**Task brief**. Your copy of the material must match it exactly, except that pictures are dropped.

+===+

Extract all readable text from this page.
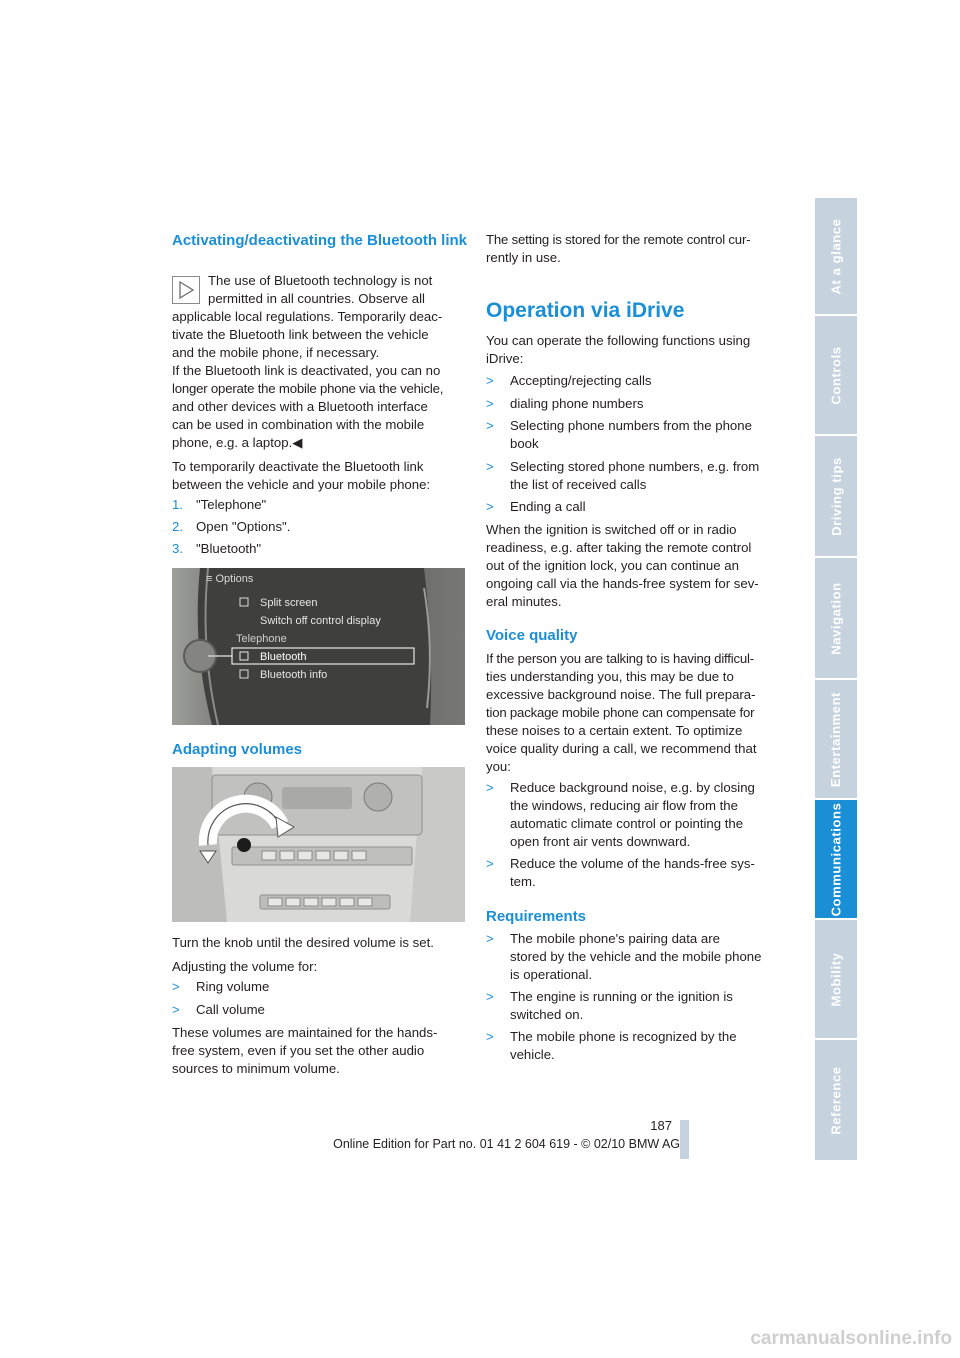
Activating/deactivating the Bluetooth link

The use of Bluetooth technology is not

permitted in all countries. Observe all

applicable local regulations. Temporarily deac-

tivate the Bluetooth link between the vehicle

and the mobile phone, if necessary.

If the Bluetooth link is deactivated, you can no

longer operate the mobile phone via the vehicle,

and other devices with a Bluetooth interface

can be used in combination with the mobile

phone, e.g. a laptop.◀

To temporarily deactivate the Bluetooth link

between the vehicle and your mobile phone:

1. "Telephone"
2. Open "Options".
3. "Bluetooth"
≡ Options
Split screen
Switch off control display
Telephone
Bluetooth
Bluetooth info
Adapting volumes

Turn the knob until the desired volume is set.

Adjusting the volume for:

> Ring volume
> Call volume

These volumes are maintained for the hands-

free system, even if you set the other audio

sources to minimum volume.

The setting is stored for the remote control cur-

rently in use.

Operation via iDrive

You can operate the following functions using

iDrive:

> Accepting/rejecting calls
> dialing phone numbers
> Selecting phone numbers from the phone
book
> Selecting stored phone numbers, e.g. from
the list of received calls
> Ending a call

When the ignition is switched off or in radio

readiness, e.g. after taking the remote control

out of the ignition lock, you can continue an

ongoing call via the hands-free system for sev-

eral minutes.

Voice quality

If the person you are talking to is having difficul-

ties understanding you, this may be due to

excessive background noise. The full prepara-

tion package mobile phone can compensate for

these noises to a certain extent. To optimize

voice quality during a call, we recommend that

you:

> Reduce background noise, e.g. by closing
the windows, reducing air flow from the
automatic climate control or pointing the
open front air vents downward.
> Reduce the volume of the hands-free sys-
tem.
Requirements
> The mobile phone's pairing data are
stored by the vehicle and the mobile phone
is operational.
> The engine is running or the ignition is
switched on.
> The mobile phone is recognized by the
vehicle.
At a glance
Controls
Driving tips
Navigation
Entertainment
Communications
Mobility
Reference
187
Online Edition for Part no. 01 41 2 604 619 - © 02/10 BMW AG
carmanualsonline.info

+===+

**Exercise output**.
Extract all readable text from this page.
Activating/deactivating the Bluetooth link

The use of Bluetooth technology is not

permitted in all countries. Observe all

applicable local regulations. Temporarily deac-

tivate the Bluetooth link between the vehicle

and the mobile phone, if necessary.

If the Bluetooth link is deactivated, you can no

longer operate the mobile phone via the vehicle,

and other devices with a Bluetooth interface

can be used in combination with the mobile

phone, e.g. a laptop.◀

To temporarily deactivate the Bluetooth link

between the vehicle and your mobile phone:

1. "Telephone"
2. Open "Options".
3. "Bluetooth"
≡ Options
Split screen
Switch off control display
Telephone
Bluetooth
Bluetooth info
Adapting volumes

Turn the knob until the desired volume is set.

Adjusting the volume for:

> Ring volume
> Call volume

These volumes are maintained for the hands-

free system, even if you set the other audio

sources to minimum volume.

The setting is stored for the remote control cur-

rently in use.

Operation via iDrive

You can operate the following functions using

iDrive:

> Accepting/rejecting calls
> dialing phone numbers
> Selecting phone numbers from the phone
book
> Selecting stored phone numbers, e.g. from
the list of received calls
> Ending a call

When the ignition is switched off or in radio

readiness, e.g. after taking the remote control

out of the ignition lock, you can continue an

ongoing call via the hands-free system for sev-

eral minutes.

Voice quality

If the person you are talking to is having difficul-

ties understanding you, this may be due to

excessive background noise. The full prepara-

tion package mobile phone can compensate for

these noises to a certain extent. To optimize

voice quality during a call, we recommend that

you:

> Reduce background noise, e.g. by closing
the windows, reducing air flow from the
automatic climate control or pointing the
open front air vents downward.
> Reduce the volume of the hands-free sys-
tem.
Requirements
> The mobile phone's pairing data are
stored by the vehicle and the mobile phone
is operational.
> The engine is running or the ignition is
switched on.
> The mobile phone is recognized by the
vehicle.
At a glance
Controls
Driving tips
Navigation
Entertainment
Communications
Mobility
Reference
187
Online Edition for Part no. 01 41 2 604 619 - © 02/10 BMW AG
carmanualsonline.info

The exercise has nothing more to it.